[Collected data entries]
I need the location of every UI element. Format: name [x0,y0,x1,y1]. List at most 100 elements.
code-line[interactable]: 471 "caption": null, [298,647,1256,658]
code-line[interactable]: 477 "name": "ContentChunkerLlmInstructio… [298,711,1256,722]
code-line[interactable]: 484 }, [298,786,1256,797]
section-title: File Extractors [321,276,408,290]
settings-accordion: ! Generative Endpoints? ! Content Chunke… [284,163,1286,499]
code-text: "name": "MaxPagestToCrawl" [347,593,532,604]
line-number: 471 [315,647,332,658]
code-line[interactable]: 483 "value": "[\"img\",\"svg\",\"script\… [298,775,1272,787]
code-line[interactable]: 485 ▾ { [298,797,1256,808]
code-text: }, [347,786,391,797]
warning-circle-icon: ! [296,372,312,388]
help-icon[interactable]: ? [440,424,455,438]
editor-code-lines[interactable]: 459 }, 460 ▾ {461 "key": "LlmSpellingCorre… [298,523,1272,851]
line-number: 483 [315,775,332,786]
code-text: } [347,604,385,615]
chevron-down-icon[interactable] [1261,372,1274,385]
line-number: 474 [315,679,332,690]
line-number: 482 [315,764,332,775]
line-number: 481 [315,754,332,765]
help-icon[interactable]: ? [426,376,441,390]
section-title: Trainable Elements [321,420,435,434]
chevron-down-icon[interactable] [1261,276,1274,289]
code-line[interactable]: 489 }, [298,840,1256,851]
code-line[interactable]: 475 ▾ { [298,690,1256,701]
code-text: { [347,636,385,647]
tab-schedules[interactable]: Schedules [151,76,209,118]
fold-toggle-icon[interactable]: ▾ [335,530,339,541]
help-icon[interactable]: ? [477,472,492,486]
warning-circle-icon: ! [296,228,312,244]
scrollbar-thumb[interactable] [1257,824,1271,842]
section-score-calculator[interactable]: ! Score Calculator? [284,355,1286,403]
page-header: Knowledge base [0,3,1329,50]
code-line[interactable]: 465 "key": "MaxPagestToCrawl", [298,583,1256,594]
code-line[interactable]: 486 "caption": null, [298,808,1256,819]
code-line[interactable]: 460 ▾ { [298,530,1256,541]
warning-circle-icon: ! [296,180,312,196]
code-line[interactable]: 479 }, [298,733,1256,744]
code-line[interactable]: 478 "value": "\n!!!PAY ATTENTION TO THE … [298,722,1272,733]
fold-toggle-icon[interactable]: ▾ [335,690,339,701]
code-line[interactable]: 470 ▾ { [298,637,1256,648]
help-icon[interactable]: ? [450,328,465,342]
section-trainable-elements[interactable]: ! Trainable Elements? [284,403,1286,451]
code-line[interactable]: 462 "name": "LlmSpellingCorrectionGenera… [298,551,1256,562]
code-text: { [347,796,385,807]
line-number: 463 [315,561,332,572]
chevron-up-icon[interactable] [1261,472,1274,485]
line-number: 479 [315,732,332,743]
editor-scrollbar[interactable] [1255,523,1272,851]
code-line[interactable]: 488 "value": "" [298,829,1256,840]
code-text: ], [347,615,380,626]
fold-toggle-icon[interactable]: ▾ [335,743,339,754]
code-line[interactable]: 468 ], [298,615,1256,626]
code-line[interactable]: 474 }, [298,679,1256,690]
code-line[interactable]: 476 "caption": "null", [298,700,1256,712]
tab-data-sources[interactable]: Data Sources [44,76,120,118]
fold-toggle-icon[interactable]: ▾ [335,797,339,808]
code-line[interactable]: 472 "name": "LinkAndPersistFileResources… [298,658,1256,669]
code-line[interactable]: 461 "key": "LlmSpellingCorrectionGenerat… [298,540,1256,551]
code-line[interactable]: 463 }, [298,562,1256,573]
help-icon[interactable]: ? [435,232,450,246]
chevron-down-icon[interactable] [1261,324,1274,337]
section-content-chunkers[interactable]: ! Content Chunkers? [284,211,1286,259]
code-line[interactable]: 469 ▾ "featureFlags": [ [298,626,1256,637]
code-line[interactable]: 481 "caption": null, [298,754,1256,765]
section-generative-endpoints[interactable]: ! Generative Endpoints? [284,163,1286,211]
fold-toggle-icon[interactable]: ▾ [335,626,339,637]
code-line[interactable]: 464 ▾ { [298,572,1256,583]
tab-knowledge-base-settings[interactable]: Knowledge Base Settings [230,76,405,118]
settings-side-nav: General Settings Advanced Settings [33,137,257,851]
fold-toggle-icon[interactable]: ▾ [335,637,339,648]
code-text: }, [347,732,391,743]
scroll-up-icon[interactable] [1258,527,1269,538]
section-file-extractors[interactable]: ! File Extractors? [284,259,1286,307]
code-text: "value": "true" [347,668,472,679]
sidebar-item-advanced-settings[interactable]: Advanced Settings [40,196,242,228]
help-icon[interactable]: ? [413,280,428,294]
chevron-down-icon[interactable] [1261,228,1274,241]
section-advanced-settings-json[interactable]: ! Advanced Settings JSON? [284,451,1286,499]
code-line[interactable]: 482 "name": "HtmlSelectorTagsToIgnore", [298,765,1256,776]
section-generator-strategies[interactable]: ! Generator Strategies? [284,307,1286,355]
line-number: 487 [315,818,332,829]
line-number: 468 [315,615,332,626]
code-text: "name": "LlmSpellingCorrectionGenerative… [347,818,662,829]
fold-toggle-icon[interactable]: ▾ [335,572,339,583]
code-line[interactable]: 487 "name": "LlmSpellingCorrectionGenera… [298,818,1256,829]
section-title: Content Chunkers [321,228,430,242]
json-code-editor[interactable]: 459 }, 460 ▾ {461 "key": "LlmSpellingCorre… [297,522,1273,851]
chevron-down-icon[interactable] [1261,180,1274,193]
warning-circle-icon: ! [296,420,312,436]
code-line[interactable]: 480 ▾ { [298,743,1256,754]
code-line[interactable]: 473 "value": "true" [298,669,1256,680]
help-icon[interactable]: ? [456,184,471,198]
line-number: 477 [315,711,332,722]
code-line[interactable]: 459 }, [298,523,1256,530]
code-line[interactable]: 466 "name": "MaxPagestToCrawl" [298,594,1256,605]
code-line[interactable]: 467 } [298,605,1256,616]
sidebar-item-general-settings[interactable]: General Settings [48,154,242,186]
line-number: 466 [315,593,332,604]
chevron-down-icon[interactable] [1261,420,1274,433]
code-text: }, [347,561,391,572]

Exercise task: Reproduce the lines of every item above verbatim.

The reply:
I need the location of every UI element. Format: name [x0,y0,x1,y1]. List at most 100 elements.
code-line[interactable]: 471 "caption": null, [298,647,1256,658]
code-line[interactable]: 477 "name": "ContentChunkerLlmInstructio… [298,711,1256,722]
code-line[interactable]: 484 }, [298,786,1256,797]
section-title: File Extractors [321,276,408,290]
settings-accordion: ! Generative Endpoints? ! Content Chunke… [284,163,1286,499]
code-text: "name": "MaxPagestToCrawl" [347,593,532,604]
line-number: 471 [315,647,332,658]
code-line[interactable]: 483 "value": "[\"img\",\"svg\",\"script\… [298,775,1272,787]
code-line[interactable]: 485 ▾ { [298,797,1256,808]
code-text: }, [347,786,391,797]
warning-circle-icon: ! [296,372,312,388]
help-icon[interactable]: ? [440,424,455,438]
editor-code-lines[interactable]: 459 }, 460 ▾ {461 "key": "LlmSpellingCorre… [298,523,1272,851]
line-number: 483 [315,775,332,786]
code-text: } [347,604,385,615]
chevron-down-icon[interactable] [1261,372,1274,385]
line-number: 474 [315,679,332,690]
line-number: 482 [315,764,332,775]
line-number: 481 [315,754,332,765]
help-icon[interactable]: ? [426,376,441,390]
section-title: Trainable Elements [321,420,435,434]
chevron-down-icon[interactable] [1261,276,1274,289]
code-line[interactable]: 489 }, [298,840,1256,851]
code-line[interactable]: 475 ▾ { [298,690,1256,701]
code-text: { [347,636,385,647]
tab-schedules[interactable]: Schedules [151,76,209,118]
fold-toggle-icon[interactable]: ▾ [335,530,339,541]
help-icon[interactable]: ? [477,472,492,486]
warning-circle-icon: ! [296,228,312,244]
scrollbar-thumb[interactable] [1257,824,1271,842]
section-score-calculator[interactable]: ! Score Calculator? [284,355,1286,403]
page-header: Knowledge base [0,3,1329,50]
code-line[interactable]: 465 "key": "MaxPagestToCrawl", [298,583,1256,594]
code-line[interactable]: 486 "caption": null, [298,808,1256,819]
code-line[interactable]: 460 ▾ { [298,530,1256,541]
warning-circle-icon: ! [296,180,312,196]
code-line[interactable]: 479 }, [298,733,1256,744]
code-line[interactable]: 478 "value": "\n!!!PAY ATTENTION TO THE … [298,722,1272,733]
fold-toggle-icon[interactable]: ▾ [335,690,339,701]
code-line[interactable]: 470 ▾ { [298,637,1256,648]
help-icon[interactable]: ? [450,328,465,342]
section-trainable-elements[interactable]: ! Trainable Elements? [284,403,1286,451]
code-line[interactable]: 462 "name": "LlmSpellingCorrectionGenera… [298,551,1256,562]
code-text: { [347,796,385,807]
line-number: 463 [315,561,332,572]
chevron-up-icon[interactable] [1261,472,1274,485]
line-number: 479 [315,732,332,743]
editor-scrollbar[interactable] [1255,523,1272,851]
code-line[interactable]: 488 "value": "" [298,829,1256,840]
code-text: ], [347,615,380,626]
fold-toggle-icon[interactable]: ▾ [335,743,339,754]
code-line[interactable]: 468 ], [298,615,1256,626]
code-line[interactable]: 474 }, [298,679,1256,690]
code-line[interactable]: 476 "caption": "null", [298,700,1256,712]
tab-data-sources[interactable]: Data Sources [44,76,120,118]
fold-toggle-icon[interactable]: ▾ [335,797,339,808]
code-line[interactable]: 472 "name": "LinkAndPersistFileResources… [298,658,1256,669]
code-line[interactable]: 461 "key": "LlmSpellingCorrectionGenerat… [298,540,1256,551]
code-line[interactable]: 463 }, [298,562,1256,573]
help-icon[interactable]: ? [435,232,450,246]
chevron-down-icon[interactable] [1261,324,1274,337]
section-content-chunkers[interactable]: ! Content Chunkers? [284,211,1286,259]
code-line[interactable]: 469 ▾ "featureFlags": [ [298,626,1256,637]
code-line[interactable]: 481 "caption": null, [298,754,1256,765]
section-generative-endpoints[interactable]: ! Generative Endpoints? [284,163,1286,211]
fold-toggle-icon[interactable]: ▾ [335,626,339,637]
code-line[interactable]: 464 ▾ { [298,572,1256,583]
tab-knowledge-base-settings[interactable]: Knowledge Base Settings [230,76,405,118]
settings-side-nav: General Settings Advanced Settings [33,137,257,851]
fold-toggle-icon[interactable]: ▾ [335,637,339,648]
code-text: }, [347,732,391,743]
scroll-up-icon[interactable] [1258,527,1269,538]
section-file-extractors[interactable]: ! File Extractors? [284,259,1286,307]
code-text: "value": "true" [347,668,472,679]
sidebar-item-advanced-settings[interactable]: Advanced Settings [40,196,242,228]
help-icon[interactable]: ? [413,280,428,294]
chevron-down-icon[interactable] [1261,228,1274,241]
section-advanced-settings-json[interactable]: ! Advanced Settings JSON? [284,451,1286,499]
code-line[interactable]: 482 "name": "HtmlSelectorTagsToIgnore", [298,765,1256,776]
section-generator-strategies[interactable]: ! Generator Strategies? [284,307,1286,355]
line-number: 487 [315,818,332,829]
line-number: 468 [315,615,332,626]
code-text: "name": "LlmSpellingCorrectionGenerative… [347,818,662,829]
fold-toggle-icon[interactable]: ▾ [335,572,339,583]
code-line[interactable]: 487 "name": "LlmSpellingCorrectionGenera… [298,818,1256,829]
section-title: Content Chunkers [321,228,430,242]
json-code-editor[interactable]: 459 }, 460 ▾ {461 "key": "LlmSpellingCorre… [297,522,1273,851]
chevron-down-icon[interactable] [1261,180,1274,193]
warning-circle-icon: ! [296,420,312,436]
code-line[interactable]: 480 ▾ { [298,743,1256,754]
code-line[interactable]: 473 "value": "true" [298,669,1256,680]
help-icon[interactable]: ? [456,184,471,198]
line-number: 477 [315,711,332,722]
code-line[interactable]: 459 }, [298,523,1256,530]
code-line[interactable]: 466 "name": "MaxPagestToCrawl" [298,594,1256,605]
code-line[interactable]: 467 } [298,605,1256,616]
sidebar-item-general-settings[interactable]: General Settings [48,154,242,186]
line-number: 466 [315,593,332,604]
chevron-down-icon[interactable] [1261,420,1274,433]
code-text: }, [347,561,391,572]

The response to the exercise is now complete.